------ GIVEN DATA ------

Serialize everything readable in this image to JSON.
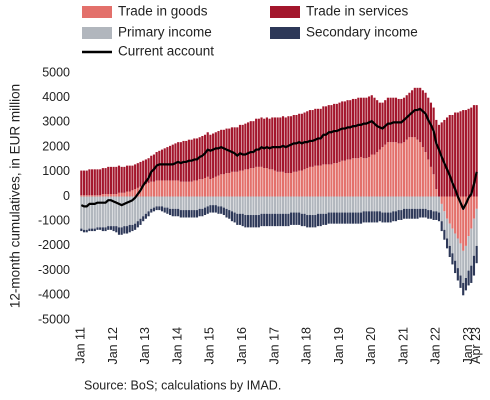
{
  "chart_data": {
    "type": "bar",
    "stacked": true,
    "y_label": "12-month cumulatives, in EUR million",
    "source": "Source: BoS; calculations by IMAD.",
    "ylim": [
      -5000,
      5000
    ],
    "yticks": [
      -5000,
      -4000,
      -3000,
      -2000,
      -1000,
      0,
      1000,
      2000,
      3000,
      4000,
      5000
    ],
    "grid": false,
    "categories": [
      "Jan 11",
      null,
      null,
      null,
      null,
      null,
      null,
      null,
      null,
      null,
      null,
      null,
      "Jan 12",
      null,
      null,
      null,
      null,
      null,
      null,
      null,
      null,
      null,
      null,
      null,
      "Jan 13",
      null,
      null,
      null,
      null,
      null,
      null,
      null,
      null,
      null,
      null,
      null,
      "Jan 14",
      null,
      null,
      null,
      null,
      null,
      null,
      null,
      null,
      null,
      null,
      null,
      "Jan 15",
      null,
      null,
      null,
      null,
      null,
      null,
      null,
      null,
      null,
      null,
      null,
      "Jan 16",
      null,
      null,
      null,
      null,
      null,
      null,
      null,
      null,
      null,
      null,
      null,
      "Jan 17",
      null,
      null,
      null,
      null,
      null,
      null,
      null,
      null,
      null,
      null,
      null,
      "Jan 18",
      null,
      null,
      null,
      null,
      null,
      null,
      null,
      null,
      null,
      null,
      null,
      "Jan 19",
      null,
      null,
      null,
      null,
      null,
      null,
      null,
      null,
      null,
      null,
      null,
      "Jan 20",
      null,
      null,
      null,
      null,
      null,
      null,
      null,
      null,
      null,
      null,
      null,
      "Jan 21",
      null,
      null,
      null,
      null,
      null,
      null,
      null,
      null,
      null,
      null,
      null,
      "Jan 22",
      null,
      null,
      null,
      null,
      null,
      null,
      null,
      null,
      null,
      null,
      null,
      "Jan 23",
      null,
      null,
      "Apr 23"
    ],
    "series": [
      {
        "name": "Trade in goods",
        "color": "#e3706b",
        "values": [
          50,
          50,
          50,
          50,
          50,
          50,
          50,
          50,
          100,
          100,
          100,
          100,
          100,
          100,
          150,
          150,
          150,
          200,
          200,
          250,
          300,
          350,
          400,
          450,
          500,
          550,
          600,
          600,
          650,
          650,
          650,
          650,
          650,
          650,
          650,
          650,
          650,
          600,
          600,
          600,
          600,
          600,
          650,
          650,
          700,
          700,
          750,
          800,
          700,
          750,
          800,
          850,
          900,
          900,
          950,
          950,
          1000,
          1000,
          1000,
          1050,
          1050,
          1100,
          1100,
          1150,
          1150,
          1200,
          1200,
          1200,
          1150,
          1150,
          1100,
          1100,
          1050,
          1000,
          1000,
          1000,
          950,
          950,
          950,
          1000,
          1000,
          1050,
          1050,
          1100,
          1150,
          1200,
          1200,
          1250,
          1250,
          1250,
          1300,
          1300,
          1300,
          1300,
          1350,
          1350,
          1400,
          1450,
          1450,
          1500,
          1500,
          1550,
          1550,
          1550,
          1600,
          1550,
          1550,
          1600,
          1700,
          1700,
          1800,
          1900,
          2000,
          2100,
          2200,
          2200,
          2200,
          2200,
          2150,
          2150,
          2200,
          2300,
          2400,
          2400,
          2400,
          2300,
          2200,
          2000,
          1800,
          1500,
          1200,
          900,
          300,
          0,
          -300,
          -600,
          -900,
          -1100,
          -1300,
          -1500,
          -1700,
          -1900,
          -2200,
          -2000,
          -1600,
          -1300,
          -900,
          -500
        ]
      },
      {
        "name": "Trade in services",
        "color": "#a3162c",
        "values": [
          1000,
          1000,
          1000,
          1050,
          1050,
          1050,
          1050,
          1050,
          1050,
          1050,
          1100,
          1100,
          1100,
          1100,
          1100,
          1050,
          1050,
          1050,
          1050,
          1000,
          1000,
          1000,
          1000,
          1000,
          1000,
          1000,
          1050,
          1100,
          1150,
          1200,
          1250,
          1300,
          1350,
          1400,
          1450,
          1500,
          1550,
          1600,
          1650,
          1650,
          1700,
          1700,
          1700,
          1700,
          1700,
          1750,
          1750,
          1800,
          1800,
          1800,
          1800,
          1800,
          1800,
          1800,
          1800,
          1800,
          1800,
          1800,
          1800,
          1850,
          1850,
          1850,
          1900,
          1900,
          1900,
          1950,
          1950,
          2000,
          2000,
          2050,
          2050,
          2100,
          2150,
          2200,
          2200,
          2250,
          2250,
          2300,
          2300,
          2300,
          2300,
          2300,
          2300,
          2300,
          2300,
          2300,
          2300,
          2300,
          2300,
          2300,
          2350,
          2350,
          2400,
          2400,
          2400,
          2400,
          2400,
          2400,
          2400,
          2400,
          2400,
          2400,
          2400,
          2450,
          2400,
          2450,
          2450,
          2450,
          2400,
          2300,
          2100,
          1900,
          1800,
          1800,
          1800,
          1800,
          1800,
          1800,
          1800,
          1800,
          1800,
          1800,
          1800,
          1900,
          2000,
          2100,
          2200,
          2300,
          2400,
          2500,
          2600,
          2700,
          2800,
          2900,
          3000,
          3100,
          3200,
          3300,
          3300,
          3400,
          3400,
          3450,
          3500,
          3500,
          3550,
          3600,
          3700,
          3700
        ]
      },
      {
        "name": "Primary income",
        "color": "#b1b6bd",
        "values": [
          -1300,
          -1350,
          -1350,
          -1300,
          -1300,
          -1300,
          -1250,
          -1250,
          -1250,
          -1250,
          -1200,
          -1200,
          -1200,
          -1200,
          -1250,
          -1250,
          -1200,
          -1200,
          -1150,
          -1150,
          -1100,
          -1000,
          -900,
          -800,
          -700,
          -600,
          -500,
          -450,
          -400,
          -400,
          -400,
          -450,
          -450,
          -500,
          -500,
          -500,
          -500,
          -550,
          -550,
          -550,
          -550,
          -550,
          -550,
          -550,
          -500,
          -500,
          -450,
          -400,
          -350,
          -350,
          -350,
          -400,
          -400,
          -450,
          -500,
          -550,
          -600,
          -650,
          -700,
          -700,
          -700,
          -750,
          -750,
          -750,
          -750,
          -750,
          -750,
          -700,
          -700,
          -700,
          -700,
          -700,
          -700,
          -700,
          -700,
          -700,
          -700,
          -700,
          -650,
          -650,
          -650,
          -650,
          -700,
          -700,
          -750,
          -750,
          -750,
          -750,
          -700,
          -700,
          -700,
          -700,
          -650,
          -650,
          -650,
          -650,
          -650,
          -650,
          -650,
          -650,
          -650,
          -650,
          -650,
          -650,
          -650,
          -600,
          -600,
          -600,
          -600,
          -600,
          -600,
          -600,
          -650,
          -650,
          -650,
          -650,
          -600,
          -600,
          -550,
          -550,
          -500,
          -500,
          -500,
          -500,
          -500,
          -500,
          -500,
          -500,
          -500,
          -550,
          -550,
          -600,
          -600,
          -650,
          -700,
          -750,
          -800,
          -900,
          -1000,
          -1100,
          -1200,
          -1300,
          -1300,
          -1300,
          -1400,
          -1500,
          -1500,
          -1500
        ]
      },
      {
        "name": "Secondary income",
        "color": "#2d3858",
        "values": [
          -100,
          -100,
          -100,
          -100,
          -100,
          -100,
          -100,
          -100,
          -150,
          -150,
          -150,
          -150,
          -200,
          -250,
          -300,
          -300,
          -300,
          -300,
          -300,
          -250,
          -250,
          -250,
          -250,
          -200,
          -200,
          -200,
          -150,
          -150,
          -150,
          -150,
          -200,
          -200,
          -250,
          -250,
          -300,
          -300,
          -300,
          -300,
          -300,
          -300,
          -300,
          -300,
          -300,
          -300,
          -300,
          -300,
          -300,
          -300,
          -300,
          -300,
          -300,
          -300,
          -300,
          -300,
          -350,
          -350,
          -400,
          -400,
          -450,
          -450,
          -500,
          -500,
          -500,
          -500,
          -500,
          -500,
          -500,
          -500,
          -500,
          -500,
          -500,
          -500,
          -500,
          -500,
          -500,
          -500,
          -500,
          -500,
          -500,
          -500,
          -500,
          -500,
          -500,
          -500,
          -500,
          -500,
          -500,
          -500,
          -500,
          -500,
          -450,
          -450,
          -450,
          -450,
          -450,
          -450,
          -450,
          -450,
          -450,
          -450,
          -450,
          -450,
          -450,
          -450,
          -450,
          -450,
          -450,
          -450,
          -450,
          -450,
          -450,
          -400,
          -400,
          -400,
          -400,
          -400,
          -400,
          -400,
          -400,
          -400,
          -400,
          -400,
          -400,
          -400,
          -400,
          -400,
          -350,
          -350,
          -350,
          -350,
          -350,
          -350,
          -350,
          -350,
          -400,
          -400,
          -400,
          -450,
          -450,
          -500,
          -500,
          -500,
          -500,
          -500,
          -600,
          -700,
          -800,
          -700
        ]
      },
      {
        "name": "Current account",
        "type": "line",
        "color": "#000000",
        "values": [
          -350,
          -400,
          -400,
          -300,
          -300,
          -300,
          -250,
          -250,
          -250,
          -250,
          -150,
          -150,
          -200,
          -250,
          -300,
          -350,
          -300,
          -250,
          -200,
          -150,
          -50,
          100,
          250,
          450,
          600,
          750,
          1000,
          1100,
          1250,
          1300,
          1300,
          1300,
          1300,
          1300,
          1300,
          1350,
          1400,
          1350,
          1400,
          1400,
          1450,
          1450,
          1500,
          1500,
          1600,
          1650,
          1750,
          1900,
          1850,
          1900,
          1950,
          1950,
          2000,
          1950,
          1900,
          1850,
          1800,
          1750,
          1650,
          1750,
          1700,
          1700,
          1750,
          1800,
          1800,
          1900,
          1900,
          2000,
          1950,
          2000,
          1950,
          2000,
          2000,
          2000,
          2000,
          2050,
          2000,
          2050,
          2100,
          2150,
          2150,
          2200,
          2150,
          2200,
          2200,
          2250,
          2250,
          2300,
          2350,
          2350,
          2500,
          2500,
          2600,
          2600,
          2650,
          2650,
          2700,
          2750,
          2750,
          2800,
          2800,
          2850,
          2850,
          2900,
          2900,
          2950,
          2950,
          3000,
          3050,
          2950,
          2850,
          2800,
          2750,
          2850,
          2950,
          2950,
          3000,
          3000,
          3000,
          3000,
          3100,
          3200,
          3300,
          3400,
          3500,
          3500,
          3550,
          3450,
          3350,
          3100,
          2900,
          2650,
          2150,
          1900,
          1600,
          1350,
          1100,
          850,
          550,
          300,
          0,
          -250,
          -500,
          -300,
          -50,
          100,
          500,
          1000
        ]
      }
    ]
  }
}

------

Your task is to gather every line with the word "color" and copy it.

__EXPECTED OUTPUT__
        "color": "#e3706b",
        "color": "#a3162c",
        "color": "#b1b6bd",
        "color": "#2d3858",
        "color": "#000000",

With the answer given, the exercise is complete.